- [EXERCISE INSTRUCTIONS]: Search the listing below for "name". Copy each matching line.

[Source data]
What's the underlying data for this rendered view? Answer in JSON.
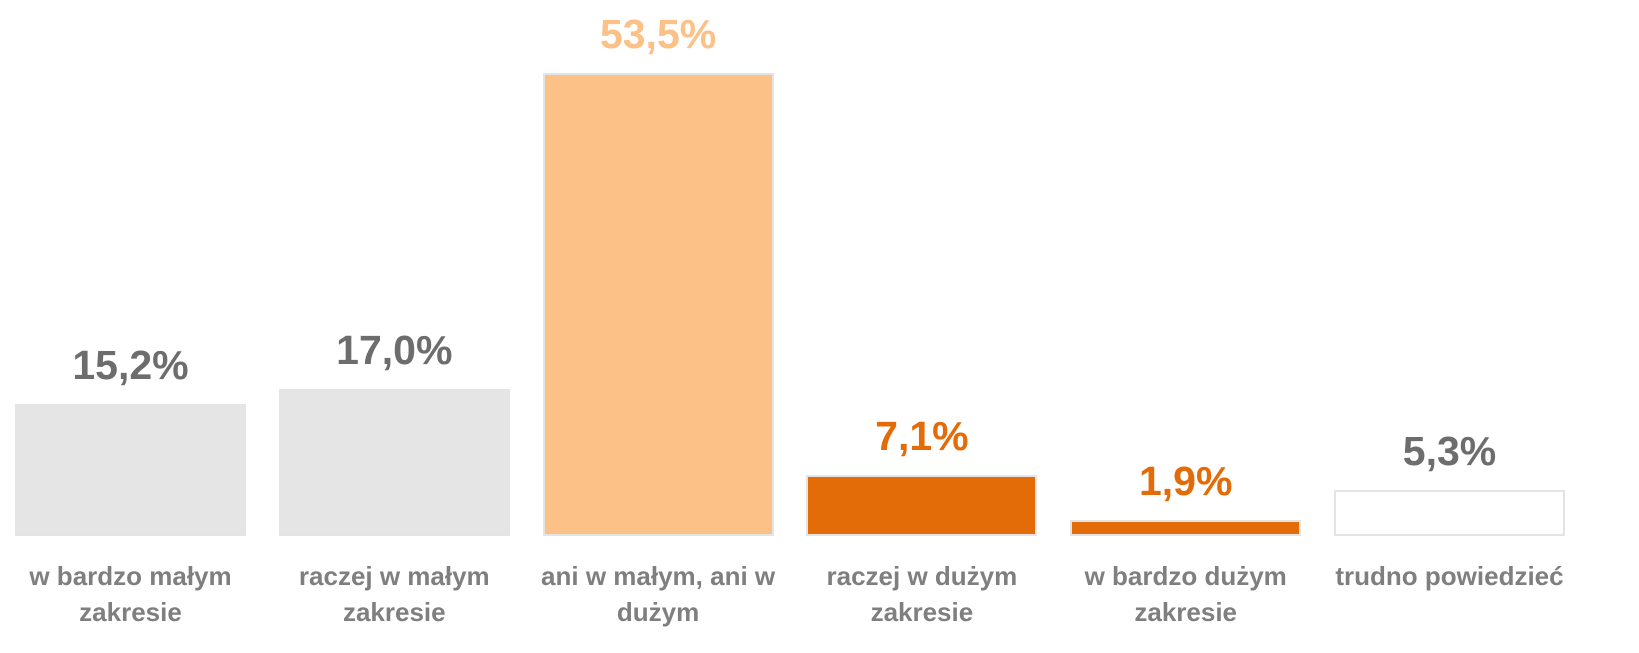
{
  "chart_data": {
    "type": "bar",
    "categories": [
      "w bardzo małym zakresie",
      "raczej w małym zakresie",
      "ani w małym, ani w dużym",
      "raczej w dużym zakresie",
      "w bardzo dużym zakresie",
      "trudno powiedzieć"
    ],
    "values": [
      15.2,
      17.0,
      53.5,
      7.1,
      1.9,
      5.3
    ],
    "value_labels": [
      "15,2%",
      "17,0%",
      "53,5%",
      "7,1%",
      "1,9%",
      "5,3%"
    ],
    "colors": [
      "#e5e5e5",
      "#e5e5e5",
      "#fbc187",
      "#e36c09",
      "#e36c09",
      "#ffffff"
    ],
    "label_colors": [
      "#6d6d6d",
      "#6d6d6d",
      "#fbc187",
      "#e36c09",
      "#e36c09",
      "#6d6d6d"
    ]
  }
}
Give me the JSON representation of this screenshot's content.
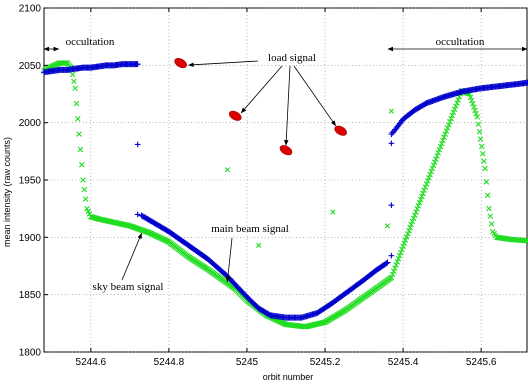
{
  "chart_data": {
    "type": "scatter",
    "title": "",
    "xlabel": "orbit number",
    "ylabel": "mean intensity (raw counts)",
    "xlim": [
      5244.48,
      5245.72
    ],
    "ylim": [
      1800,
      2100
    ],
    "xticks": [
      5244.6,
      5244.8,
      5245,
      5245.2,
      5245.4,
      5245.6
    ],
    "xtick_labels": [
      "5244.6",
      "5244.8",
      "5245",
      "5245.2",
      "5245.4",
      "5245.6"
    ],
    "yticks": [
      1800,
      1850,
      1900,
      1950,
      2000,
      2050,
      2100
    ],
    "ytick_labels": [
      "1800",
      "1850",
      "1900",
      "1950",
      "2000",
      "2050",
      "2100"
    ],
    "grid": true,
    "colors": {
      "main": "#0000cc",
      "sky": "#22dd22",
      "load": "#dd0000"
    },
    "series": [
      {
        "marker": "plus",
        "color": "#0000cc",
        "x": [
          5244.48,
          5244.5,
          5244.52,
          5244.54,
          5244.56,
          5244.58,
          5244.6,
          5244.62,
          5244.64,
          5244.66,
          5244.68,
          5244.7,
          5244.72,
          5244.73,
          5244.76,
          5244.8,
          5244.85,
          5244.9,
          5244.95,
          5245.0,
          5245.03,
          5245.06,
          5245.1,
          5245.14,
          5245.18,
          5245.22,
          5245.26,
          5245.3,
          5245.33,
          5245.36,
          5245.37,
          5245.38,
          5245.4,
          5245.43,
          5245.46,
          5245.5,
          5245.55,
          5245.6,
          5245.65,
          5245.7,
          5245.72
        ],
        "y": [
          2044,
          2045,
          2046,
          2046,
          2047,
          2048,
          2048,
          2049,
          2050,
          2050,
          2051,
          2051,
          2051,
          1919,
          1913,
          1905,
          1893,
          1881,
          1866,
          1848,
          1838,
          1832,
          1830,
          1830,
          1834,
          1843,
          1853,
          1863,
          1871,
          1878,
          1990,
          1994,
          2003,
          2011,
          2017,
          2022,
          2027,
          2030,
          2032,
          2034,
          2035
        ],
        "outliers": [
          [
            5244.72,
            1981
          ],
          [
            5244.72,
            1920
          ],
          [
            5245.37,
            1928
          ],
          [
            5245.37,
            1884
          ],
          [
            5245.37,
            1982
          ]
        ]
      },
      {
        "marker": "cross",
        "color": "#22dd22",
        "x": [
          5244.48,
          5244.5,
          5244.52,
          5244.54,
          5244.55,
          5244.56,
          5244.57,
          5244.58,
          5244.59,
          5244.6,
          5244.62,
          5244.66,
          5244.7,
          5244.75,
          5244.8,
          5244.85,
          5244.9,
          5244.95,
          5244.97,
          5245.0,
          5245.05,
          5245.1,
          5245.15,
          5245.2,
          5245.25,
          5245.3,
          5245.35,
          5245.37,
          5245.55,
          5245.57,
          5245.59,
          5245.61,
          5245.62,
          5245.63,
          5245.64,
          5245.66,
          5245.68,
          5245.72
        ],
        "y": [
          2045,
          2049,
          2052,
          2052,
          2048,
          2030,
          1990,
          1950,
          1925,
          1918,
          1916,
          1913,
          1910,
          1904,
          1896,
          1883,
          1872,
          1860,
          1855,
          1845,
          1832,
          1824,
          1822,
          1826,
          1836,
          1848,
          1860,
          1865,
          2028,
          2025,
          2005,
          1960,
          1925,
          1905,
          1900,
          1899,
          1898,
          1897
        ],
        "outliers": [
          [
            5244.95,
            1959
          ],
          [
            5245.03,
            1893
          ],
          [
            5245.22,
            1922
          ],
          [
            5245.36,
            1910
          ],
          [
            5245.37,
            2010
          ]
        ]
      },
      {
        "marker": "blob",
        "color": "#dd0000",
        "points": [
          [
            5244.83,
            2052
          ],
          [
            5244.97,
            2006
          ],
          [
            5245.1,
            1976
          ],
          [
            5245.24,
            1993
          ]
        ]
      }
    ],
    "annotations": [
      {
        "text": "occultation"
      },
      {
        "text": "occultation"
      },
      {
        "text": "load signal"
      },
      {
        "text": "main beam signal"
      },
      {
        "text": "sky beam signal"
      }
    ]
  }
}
...
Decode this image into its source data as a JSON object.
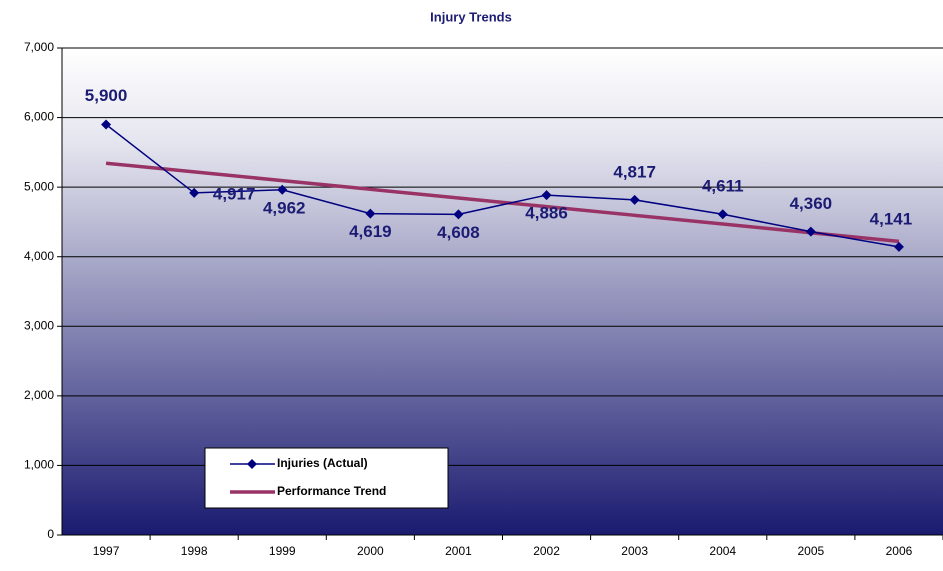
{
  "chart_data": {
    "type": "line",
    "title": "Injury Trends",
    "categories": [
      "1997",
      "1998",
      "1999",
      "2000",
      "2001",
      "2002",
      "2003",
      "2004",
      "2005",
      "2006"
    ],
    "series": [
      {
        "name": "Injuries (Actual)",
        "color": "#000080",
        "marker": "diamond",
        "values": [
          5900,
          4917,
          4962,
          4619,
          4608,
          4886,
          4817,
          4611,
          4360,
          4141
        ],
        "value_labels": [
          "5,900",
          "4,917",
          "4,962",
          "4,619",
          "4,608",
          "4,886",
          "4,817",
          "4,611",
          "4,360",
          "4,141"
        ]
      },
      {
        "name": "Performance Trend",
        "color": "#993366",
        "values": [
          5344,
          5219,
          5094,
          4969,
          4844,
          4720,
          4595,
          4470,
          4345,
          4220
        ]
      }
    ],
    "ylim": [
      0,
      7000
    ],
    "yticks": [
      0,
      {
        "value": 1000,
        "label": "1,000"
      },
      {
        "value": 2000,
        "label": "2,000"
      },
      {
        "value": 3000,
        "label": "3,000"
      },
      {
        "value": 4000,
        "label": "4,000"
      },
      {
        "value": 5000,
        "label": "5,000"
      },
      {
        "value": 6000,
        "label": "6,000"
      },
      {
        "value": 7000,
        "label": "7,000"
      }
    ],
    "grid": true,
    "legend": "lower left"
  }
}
...
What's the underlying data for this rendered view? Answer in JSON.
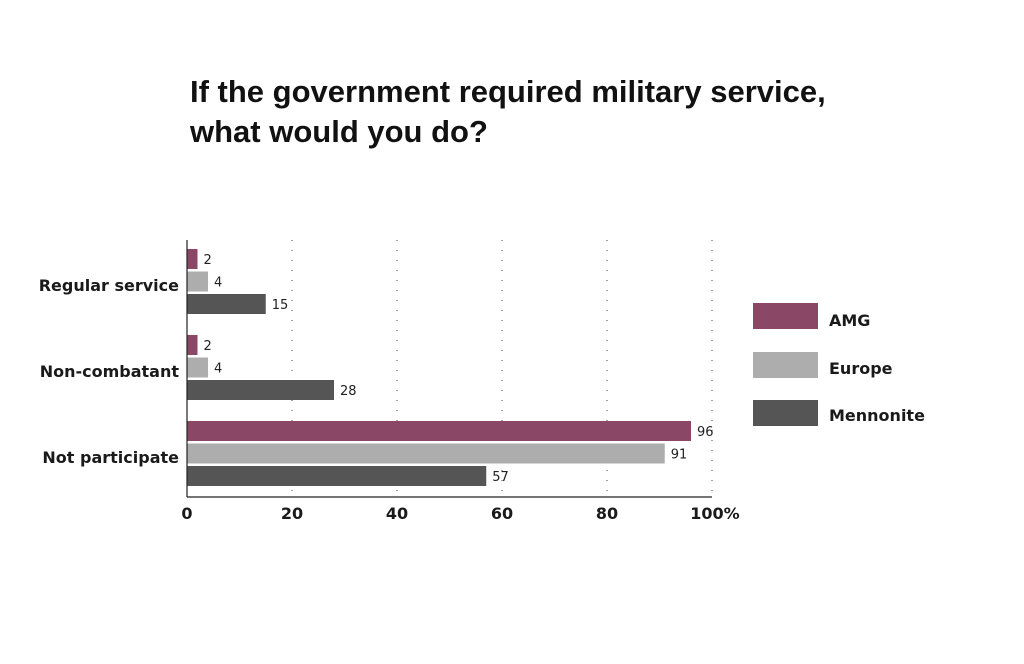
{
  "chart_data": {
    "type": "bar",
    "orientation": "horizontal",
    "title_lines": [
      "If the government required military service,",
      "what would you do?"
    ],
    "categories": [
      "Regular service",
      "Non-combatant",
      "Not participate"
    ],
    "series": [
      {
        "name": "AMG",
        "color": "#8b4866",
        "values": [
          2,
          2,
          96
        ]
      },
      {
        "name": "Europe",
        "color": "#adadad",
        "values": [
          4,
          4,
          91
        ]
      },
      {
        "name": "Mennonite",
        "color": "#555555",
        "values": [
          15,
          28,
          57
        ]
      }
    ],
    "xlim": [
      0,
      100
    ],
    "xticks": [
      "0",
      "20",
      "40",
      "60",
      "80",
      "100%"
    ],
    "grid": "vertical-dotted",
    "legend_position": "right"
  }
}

- [REPLY TO THE EXERCISE]:
        "name": "Injuries (Actual)",
        "name": "Performance Trend",
        "name": "AMG",
        "name": "Europe",
        "name": "Mennonite",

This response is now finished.